##### Provided entries #####

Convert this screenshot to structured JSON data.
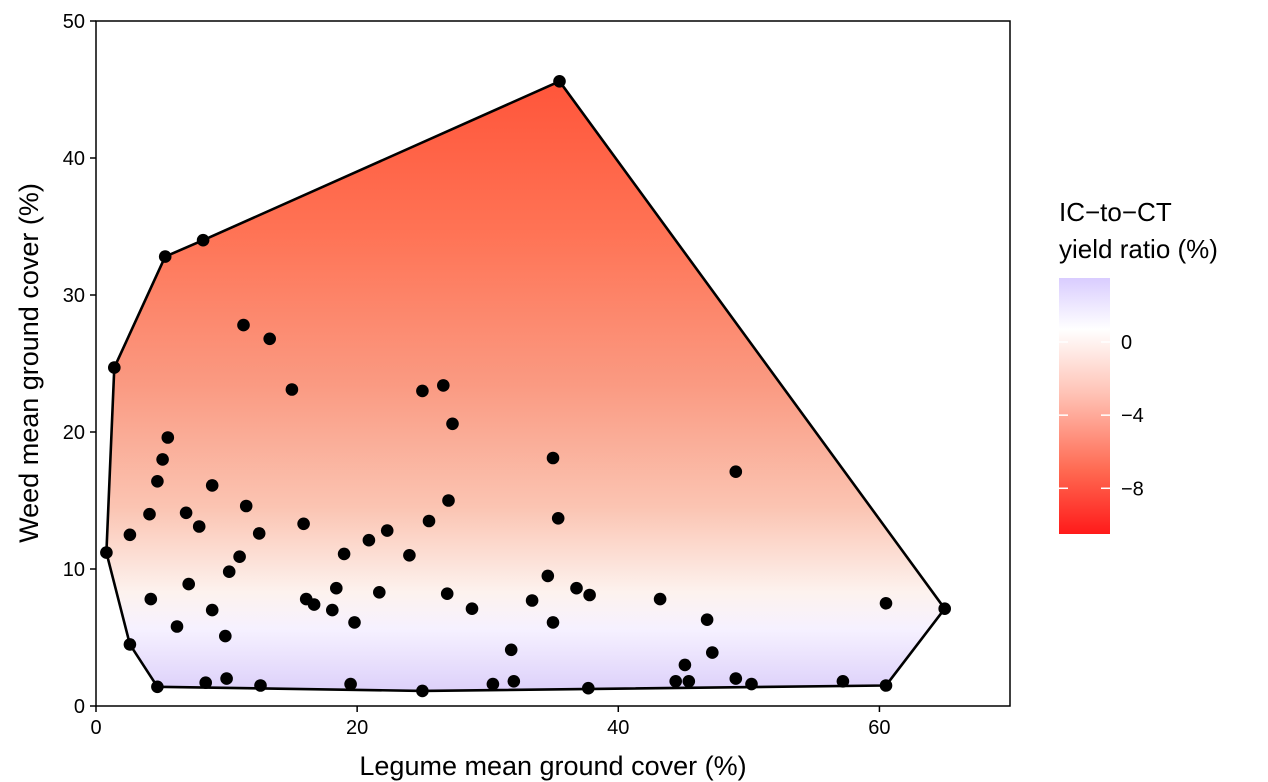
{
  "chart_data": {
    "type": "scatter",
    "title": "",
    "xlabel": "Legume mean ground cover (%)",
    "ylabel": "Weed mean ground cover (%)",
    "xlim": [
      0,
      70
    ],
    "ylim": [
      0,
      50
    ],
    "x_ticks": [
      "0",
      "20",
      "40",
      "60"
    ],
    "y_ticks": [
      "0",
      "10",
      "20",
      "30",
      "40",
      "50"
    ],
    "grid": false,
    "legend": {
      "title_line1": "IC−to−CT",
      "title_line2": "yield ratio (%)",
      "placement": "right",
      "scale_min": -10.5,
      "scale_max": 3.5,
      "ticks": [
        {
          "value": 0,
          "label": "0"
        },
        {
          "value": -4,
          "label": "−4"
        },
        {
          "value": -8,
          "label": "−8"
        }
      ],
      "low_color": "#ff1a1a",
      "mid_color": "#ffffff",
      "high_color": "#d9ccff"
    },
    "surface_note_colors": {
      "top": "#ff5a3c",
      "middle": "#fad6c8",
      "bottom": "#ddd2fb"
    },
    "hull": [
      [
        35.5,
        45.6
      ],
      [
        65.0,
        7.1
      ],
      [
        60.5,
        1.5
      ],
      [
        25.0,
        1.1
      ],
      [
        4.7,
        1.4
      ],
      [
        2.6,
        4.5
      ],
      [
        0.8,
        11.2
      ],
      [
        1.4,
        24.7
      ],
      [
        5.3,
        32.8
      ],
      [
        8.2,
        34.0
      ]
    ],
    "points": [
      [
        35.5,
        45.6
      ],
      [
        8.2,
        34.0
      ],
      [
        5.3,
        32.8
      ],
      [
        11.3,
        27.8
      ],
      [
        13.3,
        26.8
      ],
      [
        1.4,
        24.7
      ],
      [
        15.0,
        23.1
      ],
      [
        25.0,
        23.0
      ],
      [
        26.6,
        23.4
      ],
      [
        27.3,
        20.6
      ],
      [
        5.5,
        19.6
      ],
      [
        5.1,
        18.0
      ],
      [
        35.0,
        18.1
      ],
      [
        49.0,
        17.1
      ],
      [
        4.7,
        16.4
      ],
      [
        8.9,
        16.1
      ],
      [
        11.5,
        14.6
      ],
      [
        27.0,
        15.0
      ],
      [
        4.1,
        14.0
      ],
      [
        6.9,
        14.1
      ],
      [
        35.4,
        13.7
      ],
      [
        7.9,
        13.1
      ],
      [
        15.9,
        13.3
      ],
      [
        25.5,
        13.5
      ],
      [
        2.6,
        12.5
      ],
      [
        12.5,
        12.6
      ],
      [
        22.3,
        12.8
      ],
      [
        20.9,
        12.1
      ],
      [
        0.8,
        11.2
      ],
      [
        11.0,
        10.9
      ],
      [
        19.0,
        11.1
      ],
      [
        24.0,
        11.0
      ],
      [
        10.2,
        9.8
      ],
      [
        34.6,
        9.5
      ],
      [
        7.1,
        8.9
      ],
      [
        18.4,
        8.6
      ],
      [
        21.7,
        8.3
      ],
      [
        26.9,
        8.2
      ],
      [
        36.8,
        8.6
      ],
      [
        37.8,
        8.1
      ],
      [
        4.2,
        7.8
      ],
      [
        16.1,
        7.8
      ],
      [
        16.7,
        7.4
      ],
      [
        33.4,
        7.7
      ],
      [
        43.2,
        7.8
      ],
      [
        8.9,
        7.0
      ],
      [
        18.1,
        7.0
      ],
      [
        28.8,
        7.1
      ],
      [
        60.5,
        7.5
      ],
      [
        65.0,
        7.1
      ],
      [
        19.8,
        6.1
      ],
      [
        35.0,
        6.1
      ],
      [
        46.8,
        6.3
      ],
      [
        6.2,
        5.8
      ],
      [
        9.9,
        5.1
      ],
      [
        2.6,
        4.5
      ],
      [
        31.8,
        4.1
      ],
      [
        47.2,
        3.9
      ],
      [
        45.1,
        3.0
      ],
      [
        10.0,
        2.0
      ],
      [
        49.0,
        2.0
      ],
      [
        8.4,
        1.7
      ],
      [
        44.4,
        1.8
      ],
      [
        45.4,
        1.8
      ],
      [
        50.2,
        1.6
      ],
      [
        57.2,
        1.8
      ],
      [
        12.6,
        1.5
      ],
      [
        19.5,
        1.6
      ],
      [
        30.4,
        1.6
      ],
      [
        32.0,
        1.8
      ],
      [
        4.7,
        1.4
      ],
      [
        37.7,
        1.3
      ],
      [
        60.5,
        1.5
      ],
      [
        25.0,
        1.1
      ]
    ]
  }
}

#####

## Task goal:
The records above need to be given again exactly. Omit the pictures.

## Answer to the problem:
Convert this screenshot to structured JSON data.
{
  "chart_data": {
    "type": "scatter",
    "title": "",
    "xlabel": "Legume mean ground cover (%)",
    "ylabel": "Weed mean ground cover (%)",
    "xlim": [
      0,
      70
    ],
    "ylim": [
      0,
      50
    ],
    "x_ticks": [
      "0",
      "20",
      "40",
      "60"
    ],
    "y_ticks": [
      "0",
      "10",
      "20",
      "30",
      "40",
      "50"
    ],
    "grid": false,
    "legend": {
      "title_line1": "IC−to−CT",
      "title_line2": "yield ratio (%)",
      "placement": "right",
      "scale_min": -10.5,
      "scale_max": 3.5,
      "ticks": [
        {
          "value": 0,
          "label": "0"
        },
        {
          "value": -4,
          "label": "−4"
        },
        {
          "value": -8,
          "label": "−8"
        }
      ],
      "low_color": "#ff1a1a",
      "mid_color": "#ffffff",
      "high_color": "#d9ccff"
    },
    "surface_note_colors": {
      "top": "#ff5a3c",
      "middle": "#fad6c8",
      "bottom": "#ddd2fb"
    },
    "hull": [
      [
        35.5,
        45.6
      ],
      [
        65.0,
        7.1
      ],
      [
        60.5,
        1.5
      ],
      [
        25.0,
        1.1
      ],
      [
        4.7,
        1.4
      ],
      [
        2.6,
        4.5
      ],
      [
        0.8,
        11.2
      ],
      [
        1.4,
        24.7
      ],
      [
        5.3,
        32.8
      ],
      [
        8.2,
        34.0
      ]
    ],
    "points": [
      [
        35.5,
        45.6
      ],
      [
        8.2,
        34.0
      ],
      [
        5.3,
        32.8
      ],
      [
        11.3,
        27.8
      ],
      [
        13.3,
        26.8
      ],
      [
        1.4,
        24.7
      ],
      [
        15.0,
        23.1
      ],
      [
        25.0,
        23.0
      ],
      [
        26.6,
        23.4
      ],
      [
        27.3,
        20.6
      ],
      [
        5.5,
        19.6
      ],
      [
        5.1,
        18.0
      ],
      [
        35.0,
        18.1
      ],
      [
        49.0,
        17.1
      ],
      [
        4.7,
        16.4
      ],
      [
        8.9,
        16.1
      ],
      [
        11.5,
        14.6
      ],
      [
        27.0,
        15.0
      ],
      [
        4.1,
        14.0
      ],
      [
        6.9,
        14.1
      ],
      [
        35.4,
        13.7
      ],
      [
        7.9,
        13.1
      ],
      [
        15.9,
        13.3
      ],
      [
        25.5,
        13.5
      ],
      [
        2.6,
        12.5
      ],
      [
        12.5,
        12.6
      ],
      [
        22.3,
        12.8
      ],
      [
        20.9,
        12.1
      ],
      [
        0.8,
        11.2
      ],
      [
        11.0,
        10.9
      ],
      [
        19.0,
        11.1
      ],
      [
        24.0,
        11.0
      ],
      [
        10.2,
        9.8
      ],
      [
        34.6,
        9.5
      ],
      [
        7.1,
        8.9
      ],
      [
        18.4,
        8.6
      ],
      [
        21.7,
        8.3
      ],
      [
        26.9,
        8.2
      ],
      [
        36.8,
        8.6
      ],
      [
        37.8,
        8.1
      ],
      [
        4.2,
        7.8
      ],
      [
        16.1,
        7.8
      ],
      [
        16.7,
        7.4
      ],
      [
        33.4,
        7.7
      ],
      [
        43.2,
        7.8
      ],
      [
        8.9,
        7.0
      ],
      [
        18.1,
        7.0
      ],
      [
        28.8,
        7.1
      ],
      [
        60.5,
        7.5
      ],
      [
        65.0,
        7.1
      ],
      [
        19.8,
        6.1
      ],
      [
        35.0,
        6.1
      ],
      [
        46.8,
        6.3
      ],
      [
        6.2,
        5.8
      ],
      [
        9.9,
        5.1
      ],
      [
        2.6,
        4.5
      ],
      [
        31.8,
        4.1
      ],
      [
        47.2,
        3.9
      ],
      [
        45.1,
        3.0
      ],
      [
        10.0,
        2.0
      ],
      [
        49.0,
        2.0
      ],
      [
        8.4,
        1.7
      ],
      [
        44.4,
        1.8
      ],
      [
        45.4,
        1.8
      ],
      [
        50.2,
        1.6
      ],
      [
        57.2,
        1.8
      ],
      [
        12.6,
        1.5
      ],
      [
        19.5,
        1.6
      ],
      [
        30.4,
        1.6
      ],
      [
        32.0,
        1.8
      ],
      [
        4.7,
        1.4
      ],
      [
        37.7,
        1.3
      ],
      [
        60.5,
        1.5
      ],
      [
        25.0,
        1.1
      ]
    ]
  }
}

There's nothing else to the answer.